▸ DIRECTIVE
Find all the lines with "name" and gather them.

▸ DATA IN THIS EXERCISE
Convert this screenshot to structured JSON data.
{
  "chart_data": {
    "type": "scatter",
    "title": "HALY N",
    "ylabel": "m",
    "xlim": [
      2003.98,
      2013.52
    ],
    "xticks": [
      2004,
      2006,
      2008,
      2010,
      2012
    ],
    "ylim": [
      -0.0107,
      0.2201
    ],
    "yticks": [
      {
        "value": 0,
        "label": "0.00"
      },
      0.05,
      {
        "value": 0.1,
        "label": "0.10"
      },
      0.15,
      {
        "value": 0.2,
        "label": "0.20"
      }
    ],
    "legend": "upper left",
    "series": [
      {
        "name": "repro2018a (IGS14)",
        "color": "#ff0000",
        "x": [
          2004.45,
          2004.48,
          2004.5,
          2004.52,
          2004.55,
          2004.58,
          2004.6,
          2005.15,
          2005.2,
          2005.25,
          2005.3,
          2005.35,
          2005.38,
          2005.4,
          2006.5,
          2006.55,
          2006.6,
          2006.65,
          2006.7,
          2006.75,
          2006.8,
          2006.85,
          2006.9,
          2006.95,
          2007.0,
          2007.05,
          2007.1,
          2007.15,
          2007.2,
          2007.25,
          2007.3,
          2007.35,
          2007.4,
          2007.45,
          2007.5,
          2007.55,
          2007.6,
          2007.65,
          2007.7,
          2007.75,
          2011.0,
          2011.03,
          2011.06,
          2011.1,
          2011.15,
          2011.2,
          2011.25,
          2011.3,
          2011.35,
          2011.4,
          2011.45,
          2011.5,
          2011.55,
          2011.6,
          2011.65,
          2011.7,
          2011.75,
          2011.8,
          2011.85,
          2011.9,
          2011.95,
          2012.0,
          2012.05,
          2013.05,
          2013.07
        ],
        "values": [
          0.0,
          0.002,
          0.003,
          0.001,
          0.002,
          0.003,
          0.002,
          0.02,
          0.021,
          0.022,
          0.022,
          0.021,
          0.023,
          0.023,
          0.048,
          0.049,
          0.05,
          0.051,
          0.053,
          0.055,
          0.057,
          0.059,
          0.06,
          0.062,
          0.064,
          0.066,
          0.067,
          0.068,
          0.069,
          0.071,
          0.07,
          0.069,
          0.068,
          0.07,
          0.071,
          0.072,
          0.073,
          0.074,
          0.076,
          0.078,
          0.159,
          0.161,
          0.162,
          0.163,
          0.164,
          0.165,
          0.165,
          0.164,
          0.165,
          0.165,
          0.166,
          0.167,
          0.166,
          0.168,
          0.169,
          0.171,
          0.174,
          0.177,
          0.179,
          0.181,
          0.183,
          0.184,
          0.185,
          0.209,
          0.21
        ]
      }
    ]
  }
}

* * *

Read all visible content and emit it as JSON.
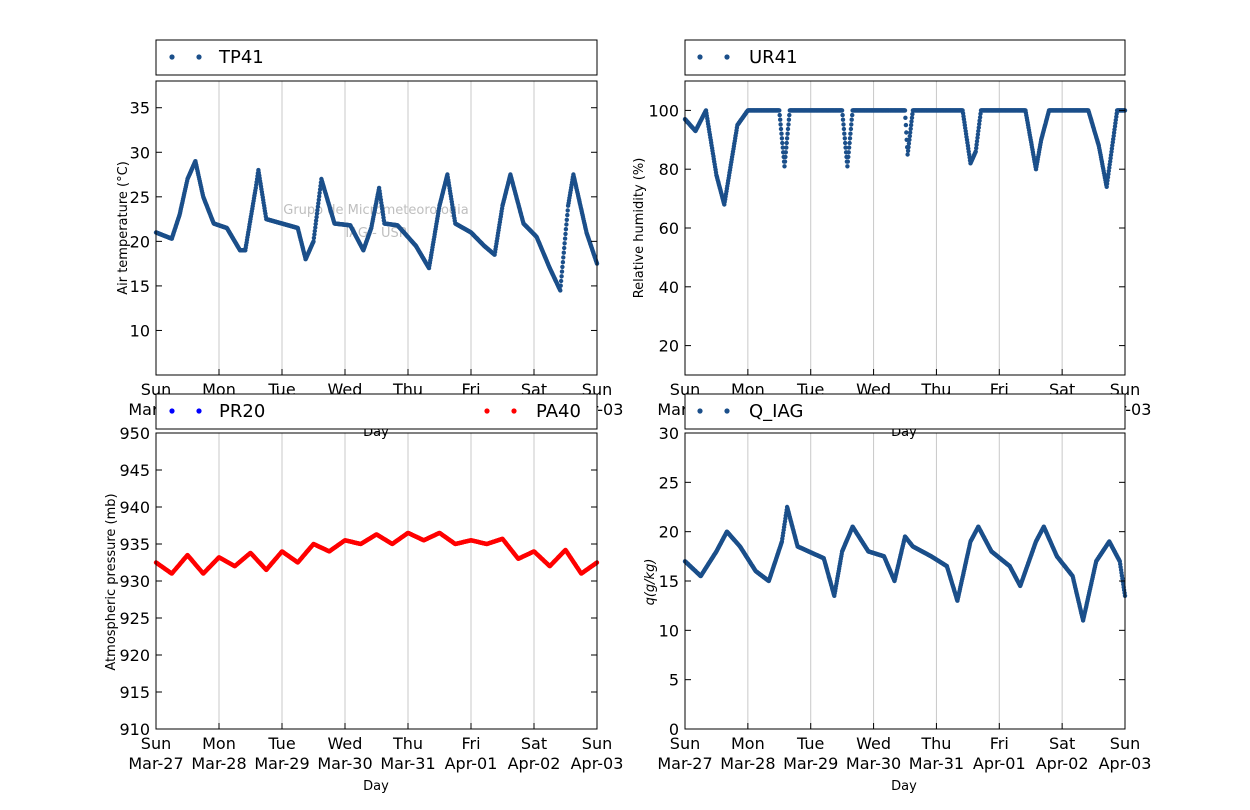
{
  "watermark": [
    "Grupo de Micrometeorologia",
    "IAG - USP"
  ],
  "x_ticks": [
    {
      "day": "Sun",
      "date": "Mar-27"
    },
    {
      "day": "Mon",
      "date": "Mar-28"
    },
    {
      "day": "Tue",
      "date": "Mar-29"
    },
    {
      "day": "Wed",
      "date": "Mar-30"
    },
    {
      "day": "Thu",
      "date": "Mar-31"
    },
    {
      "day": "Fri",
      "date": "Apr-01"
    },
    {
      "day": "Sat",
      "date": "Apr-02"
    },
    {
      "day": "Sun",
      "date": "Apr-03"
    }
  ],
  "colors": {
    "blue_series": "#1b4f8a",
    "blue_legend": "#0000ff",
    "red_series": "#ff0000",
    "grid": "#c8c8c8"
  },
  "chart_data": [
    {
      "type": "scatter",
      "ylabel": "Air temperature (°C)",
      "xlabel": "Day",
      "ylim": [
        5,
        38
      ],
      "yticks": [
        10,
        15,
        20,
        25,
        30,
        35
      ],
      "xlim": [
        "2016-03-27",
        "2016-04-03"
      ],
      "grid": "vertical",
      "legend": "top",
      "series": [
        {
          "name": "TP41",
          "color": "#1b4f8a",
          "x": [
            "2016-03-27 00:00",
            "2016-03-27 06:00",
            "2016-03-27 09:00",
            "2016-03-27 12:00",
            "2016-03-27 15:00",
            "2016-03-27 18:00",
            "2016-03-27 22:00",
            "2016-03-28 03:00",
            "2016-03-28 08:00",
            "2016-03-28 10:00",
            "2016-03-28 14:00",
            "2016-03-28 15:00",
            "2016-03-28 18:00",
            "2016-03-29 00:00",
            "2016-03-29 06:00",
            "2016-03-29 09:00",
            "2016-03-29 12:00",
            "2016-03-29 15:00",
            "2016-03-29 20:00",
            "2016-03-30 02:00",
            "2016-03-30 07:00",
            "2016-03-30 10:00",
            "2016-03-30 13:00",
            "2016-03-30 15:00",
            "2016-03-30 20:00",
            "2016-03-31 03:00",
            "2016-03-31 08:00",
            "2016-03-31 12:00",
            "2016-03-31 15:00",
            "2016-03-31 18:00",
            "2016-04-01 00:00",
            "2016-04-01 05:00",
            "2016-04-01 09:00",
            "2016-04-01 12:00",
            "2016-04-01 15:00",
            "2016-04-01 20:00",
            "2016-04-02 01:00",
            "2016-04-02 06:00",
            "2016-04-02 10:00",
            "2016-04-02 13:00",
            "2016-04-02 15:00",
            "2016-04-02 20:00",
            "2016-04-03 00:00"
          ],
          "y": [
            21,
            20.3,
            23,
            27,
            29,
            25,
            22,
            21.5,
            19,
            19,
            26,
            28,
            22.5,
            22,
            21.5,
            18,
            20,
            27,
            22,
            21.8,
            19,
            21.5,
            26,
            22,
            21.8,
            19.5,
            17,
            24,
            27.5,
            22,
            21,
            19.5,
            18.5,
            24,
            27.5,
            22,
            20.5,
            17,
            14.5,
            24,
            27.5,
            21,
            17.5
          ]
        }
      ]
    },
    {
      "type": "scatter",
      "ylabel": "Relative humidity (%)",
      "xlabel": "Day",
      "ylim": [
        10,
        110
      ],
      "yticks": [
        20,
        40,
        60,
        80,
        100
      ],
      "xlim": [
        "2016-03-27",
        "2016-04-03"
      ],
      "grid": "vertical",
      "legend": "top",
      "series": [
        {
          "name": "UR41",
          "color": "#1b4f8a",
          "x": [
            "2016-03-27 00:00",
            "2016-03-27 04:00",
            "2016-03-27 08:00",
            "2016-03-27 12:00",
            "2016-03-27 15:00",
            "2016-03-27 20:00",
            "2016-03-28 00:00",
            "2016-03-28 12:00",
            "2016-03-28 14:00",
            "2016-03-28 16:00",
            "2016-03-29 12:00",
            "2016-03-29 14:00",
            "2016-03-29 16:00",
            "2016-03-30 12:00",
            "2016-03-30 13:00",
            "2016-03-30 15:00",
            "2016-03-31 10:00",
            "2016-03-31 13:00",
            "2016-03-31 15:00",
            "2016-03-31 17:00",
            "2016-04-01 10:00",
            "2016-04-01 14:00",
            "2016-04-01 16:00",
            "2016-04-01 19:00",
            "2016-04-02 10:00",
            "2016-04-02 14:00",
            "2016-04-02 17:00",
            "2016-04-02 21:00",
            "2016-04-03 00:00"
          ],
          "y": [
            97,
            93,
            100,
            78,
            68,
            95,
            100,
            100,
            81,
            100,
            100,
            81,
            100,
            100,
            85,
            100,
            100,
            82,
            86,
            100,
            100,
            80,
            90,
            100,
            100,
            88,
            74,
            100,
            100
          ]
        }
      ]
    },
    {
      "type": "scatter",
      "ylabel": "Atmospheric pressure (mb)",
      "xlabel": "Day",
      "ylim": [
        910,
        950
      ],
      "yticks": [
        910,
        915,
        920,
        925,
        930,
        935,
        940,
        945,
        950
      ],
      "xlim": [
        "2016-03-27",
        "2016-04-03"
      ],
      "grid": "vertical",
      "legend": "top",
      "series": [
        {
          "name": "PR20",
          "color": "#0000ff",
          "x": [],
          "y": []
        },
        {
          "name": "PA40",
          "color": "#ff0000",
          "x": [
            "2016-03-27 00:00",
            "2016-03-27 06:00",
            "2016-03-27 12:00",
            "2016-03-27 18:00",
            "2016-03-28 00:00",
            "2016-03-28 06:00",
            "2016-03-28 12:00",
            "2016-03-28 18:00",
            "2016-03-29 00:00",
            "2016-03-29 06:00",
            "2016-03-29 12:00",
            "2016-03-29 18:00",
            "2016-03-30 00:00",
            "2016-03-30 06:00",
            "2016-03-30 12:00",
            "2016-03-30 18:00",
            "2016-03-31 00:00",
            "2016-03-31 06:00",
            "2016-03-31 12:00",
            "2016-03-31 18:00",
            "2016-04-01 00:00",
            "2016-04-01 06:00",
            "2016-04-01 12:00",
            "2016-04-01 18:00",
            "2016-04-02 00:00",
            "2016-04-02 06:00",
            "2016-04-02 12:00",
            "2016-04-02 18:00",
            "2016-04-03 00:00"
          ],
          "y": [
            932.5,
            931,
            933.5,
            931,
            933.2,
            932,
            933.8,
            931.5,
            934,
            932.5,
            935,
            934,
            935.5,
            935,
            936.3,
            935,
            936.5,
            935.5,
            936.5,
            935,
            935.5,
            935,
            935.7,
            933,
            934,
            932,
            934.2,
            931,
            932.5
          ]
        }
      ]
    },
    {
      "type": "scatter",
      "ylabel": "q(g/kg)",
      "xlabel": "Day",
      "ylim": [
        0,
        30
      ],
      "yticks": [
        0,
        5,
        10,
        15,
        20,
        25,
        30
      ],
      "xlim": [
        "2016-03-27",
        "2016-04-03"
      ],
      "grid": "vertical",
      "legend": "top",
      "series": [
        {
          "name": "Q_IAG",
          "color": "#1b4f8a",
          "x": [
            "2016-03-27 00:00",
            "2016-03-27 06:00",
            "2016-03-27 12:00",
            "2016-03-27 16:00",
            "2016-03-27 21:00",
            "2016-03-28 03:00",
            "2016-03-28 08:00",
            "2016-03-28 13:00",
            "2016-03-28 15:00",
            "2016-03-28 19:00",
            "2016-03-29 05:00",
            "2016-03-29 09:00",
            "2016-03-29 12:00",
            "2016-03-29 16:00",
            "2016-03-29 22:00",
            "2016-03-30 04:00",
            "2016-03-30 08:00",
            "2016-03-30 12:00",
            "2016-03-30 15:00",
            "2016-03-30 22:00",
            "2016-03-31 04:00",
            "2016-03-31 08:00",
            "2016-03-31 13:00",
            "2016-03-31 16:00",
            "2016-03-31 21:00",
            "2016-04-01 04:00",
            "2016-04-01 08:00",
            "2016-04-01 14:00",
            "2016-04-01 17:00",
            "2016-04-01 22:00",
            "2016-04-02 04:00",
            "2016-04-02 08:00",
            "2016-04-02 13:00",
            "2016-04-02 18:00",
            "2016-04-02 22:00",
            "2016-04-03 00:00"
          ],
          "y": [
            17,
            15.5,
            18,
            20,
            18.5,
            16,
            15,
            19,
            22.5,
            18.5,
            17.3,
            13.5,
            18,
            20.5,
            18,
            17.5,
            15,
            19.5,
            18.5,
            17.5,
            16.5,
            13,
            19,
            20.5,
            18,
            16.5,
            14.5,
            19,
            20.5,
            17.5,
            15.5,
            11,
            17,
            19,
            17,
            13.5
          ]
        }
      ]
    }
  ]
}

▸ TASK SOLUTION
        "name": "repro2018a (IGS14)",
          "name": "TP41",
          "name": "UR41",
          "name": "PR20",
          "name": "PA40",
          "name": "Q_IAG",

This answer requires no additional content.